#### What is needed:
Return every one of the following rows without changing a single character.

#### Input material:
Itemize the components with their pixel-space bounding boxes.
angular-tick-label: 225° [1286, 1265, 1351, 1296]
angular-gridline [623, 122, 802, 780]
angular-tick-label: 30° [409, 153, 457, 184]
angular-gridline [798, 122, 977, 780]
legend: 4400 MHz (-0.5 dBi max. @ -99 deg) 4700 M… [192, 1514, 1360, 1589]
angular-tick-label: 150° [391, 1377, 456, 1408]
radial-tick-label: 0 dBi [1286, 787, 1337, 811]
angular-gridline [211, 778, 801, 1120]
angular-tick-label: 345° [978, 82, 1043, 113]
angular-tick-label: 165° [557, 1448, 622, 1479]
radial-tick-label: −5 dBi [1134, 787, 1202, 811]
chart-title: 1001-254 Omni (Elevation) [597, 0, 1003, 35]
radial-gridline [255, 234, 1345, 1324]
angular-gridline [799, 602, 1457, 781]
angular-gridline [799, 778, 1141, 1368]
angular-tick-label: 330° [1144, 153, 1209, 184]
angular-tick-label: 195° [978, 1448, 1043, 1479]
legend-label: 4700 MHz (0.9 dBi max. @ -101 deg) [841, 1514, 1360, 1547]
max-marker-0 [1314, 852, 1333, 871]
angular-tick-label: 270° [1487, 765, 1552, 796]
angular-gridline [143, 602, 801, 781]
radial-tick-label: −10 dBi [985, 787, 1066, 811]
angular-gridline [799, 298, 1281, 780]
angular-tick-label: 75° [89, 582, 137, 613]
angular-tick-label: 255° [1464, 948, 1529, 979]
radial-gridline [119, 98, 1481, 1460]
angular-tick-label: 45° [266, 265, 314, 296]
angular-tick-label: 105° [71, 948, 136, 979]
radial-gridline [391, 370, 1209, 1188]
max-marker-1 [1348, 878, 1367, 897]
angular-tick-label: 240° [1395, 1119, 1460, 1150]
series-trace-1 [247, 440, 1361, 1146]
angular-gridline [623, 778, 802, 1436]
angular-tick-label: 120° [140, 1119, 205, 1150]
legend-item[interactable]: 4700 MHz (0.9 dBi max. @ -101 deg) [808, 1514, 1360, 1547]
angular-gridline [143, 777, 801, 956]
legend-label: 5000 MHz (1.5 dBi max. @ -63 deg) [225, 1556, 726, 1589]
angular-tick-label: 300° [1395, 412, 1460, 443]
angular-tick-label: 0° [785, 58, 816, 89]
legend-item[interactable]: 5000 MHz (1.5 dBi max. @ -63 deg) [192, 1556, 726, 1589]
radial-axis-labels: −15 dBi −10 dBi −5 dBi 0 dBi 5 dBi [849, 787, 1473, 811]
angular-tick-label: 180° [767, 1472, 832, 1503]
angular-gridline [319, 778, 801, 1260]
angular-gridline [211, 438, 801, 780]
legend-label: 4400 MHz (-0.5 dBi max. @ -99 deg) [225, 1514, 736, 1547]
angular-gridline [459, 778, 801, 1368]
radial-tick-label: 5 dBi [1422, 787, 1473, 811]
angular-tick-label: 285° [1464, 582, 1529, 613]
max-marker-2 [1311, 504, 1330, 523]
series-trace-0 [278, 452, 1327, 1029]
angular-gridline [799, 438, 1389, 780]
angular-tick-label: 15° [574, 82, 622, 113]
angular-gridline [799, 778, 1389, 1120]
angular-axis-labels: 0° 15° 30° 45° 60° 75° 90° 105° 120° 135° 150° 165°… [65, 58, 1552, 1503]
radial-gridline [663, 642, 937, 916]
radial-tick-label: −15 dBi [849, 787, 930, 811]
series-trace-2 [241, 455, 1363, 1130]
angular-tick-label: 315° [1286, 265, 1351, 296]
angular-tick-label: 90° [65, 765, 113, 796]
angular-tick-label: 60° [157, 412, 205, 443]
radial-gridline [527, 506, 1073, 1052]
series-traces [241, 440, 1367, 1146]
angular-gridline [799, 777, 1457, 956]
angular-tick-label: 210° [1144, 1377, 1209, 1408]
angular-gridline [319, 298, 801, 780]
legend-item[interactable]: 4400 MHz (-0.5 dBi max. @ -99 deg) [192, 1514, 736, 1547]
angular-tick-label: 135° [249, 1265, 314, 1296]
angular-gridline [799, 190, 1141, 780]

#### Correct answer:
Itemize the components with their pixel-space bounding boxes.
angular-tick-label: 225° [1286, 1265, 1351, 1296]
angular-gridline [623, 122, 802, 780]
angular-tick-label: 30° [409, 153, 457, 184]
angular-gridline [798, 122, 977, 780]
legend: 4400 MHz (-0.5 dBi max. @ -99 deg) 4700 M… [192, 1514, 1360, 1589]
angular-tick-label: 150° [391, 1377, 456, 1408]
radial-tick-label: 0 dBi [1286, 787, 1337, 811]
angular-gridline [211, 778, 801, 1120]
angular-tick-label: 345° [978, 82, 1043, 113]
angular-tick-label: 165° [557, 1448, 622, 1479]
radial-tick-label: −5 dBi [1134, 787, 1202, 811]
chart-title: 1001-254 Omni (Elevation) [597, 0, 1003, 35]
radial-gridline [255, 234, 1345, 1324]
angular-gridline [799, 602, 1457, 781]
angular-gridline [799, 778, 1141, 1368]
angular-tick-label: 330° [1144, 153, 1209, 184]
angular-tick-label: 195° [978, 1448, 1043, 1479]
legend-label: 4700 MHz (0.9 dBi max. @ -101 deg) [841, 1514, 1360, 1547]
max-marker-0 [1314, 852, 1333, 871]
angular-tick-label: 270° [1487, 765, 1552, 796]
angular-gridline [143, 602, 801, 781]
radial-tick-label: −10 dBi [985, 787, 1066, 811]
angular-gridline [799, 298, 1281, 780]
angular-tick-label: 75° [89, 582, 137, 613]
angular-tick-label: 255° [1464, 948, 1529, 979]
radial-gridline [119, 98, 1481, 1460]
angular-tick-label: 45° [266, 265, 314, 296]
angular-tick-label: 105° [71, 948, 136, 979]
radial-gridline [391, 370, 1209, 1188]
max-marker-1 [1348, 878, 1367, 897]
angular-tick-label: 240° [1395, 1119, 1460, 1150]
series-trace-1 [247, 440, 1361, 1146]
angular-gridline [623, 778, 802, 1436]
angular-tick-label: 120° [140, 1119, 205, 1150]
legend-item[interactable]: 4700 MHz (0.9 dBi max. @ -101 deg) [808, 1514, 1360, 1547]
angular-gridline [143, 777, 801, 956]
legend-label: 5000 MHz (1.5 dBi max. @ -63 deg) [225, 1556, 726, 1589]
angular-tick-label: 300° [1395, 412, 1460, 443]
angular-tick-label: 0° [785, 58, 816, 89]
legend-item[interactable]: 5000 MHz (1.5 dBi max. @ -63 deg) [192, 1556, 726, 1589]
radial-axis-labels: −15 dBi −10 dBi −5 dBi 0 dBi 5 dBi [849, 787, 1473, 811]
angular-tick-label: 180° [767, 1472, 832, 1503]
angular-gridline [319, 778, 801, 1260]
angular-gridline [211, 438, 801, 780]
legend-label: 4400 MHz (-0.5 dBi max. @ -99 deg) [225, 1514, 736, 1547]
angular-gridline [459, 778, 801, 1368]
radial-tick-label: 5 dBi [1422, 787, 1473, 811]
angular-tick-label: 285° [1464, 582, 1529, 613]
max-marker-2 [1311, 504, 1330, 523]
series-trace-0 [278, 452, 1327, 1029]
angular-gridline [799, 438, 1389, 780]
angular-tick-label: 15° [574, 82, 622, 113]
angular-gridline [799, 778, 1389, 1120]
angular-axis-labels: 0° 15° 30° 45° 60° 75° 90° 105° 120° 135° 150° 165°… [65, 58, 1552, 1503]
radial-gridline [663, 642, 937, 916]
radial-tick-label: −15 dBi [849, 787, 930, 811]
series-trace-2 [241, 455, 1363, 1130]
angular-tick-label: 315° [1286, 265, 1351, 296]
angular-tick-label: 90° [65, 765, 113, 796]
angular-tick-label: 60° [157, 412, 205, 443]
radial-gridline [527, 506, 1073, 1052]
series-traces [241, 440, 1367, 1146]
angular-gridline [799, 777, 1457, 956]
angular-tick-label: 210° [1144, 1377, 1209, 1408]
angular-gridline [319, 298, 801, 780]
legend-item[interactable]: 4400 MHz (-0.5 dBi max. @ -99 deg) [192, 1514, 736, 1547]
angular-tick-label: 135° [249, 1265, 314, 1296]
angular-gridline [799, 190, 1141, 780]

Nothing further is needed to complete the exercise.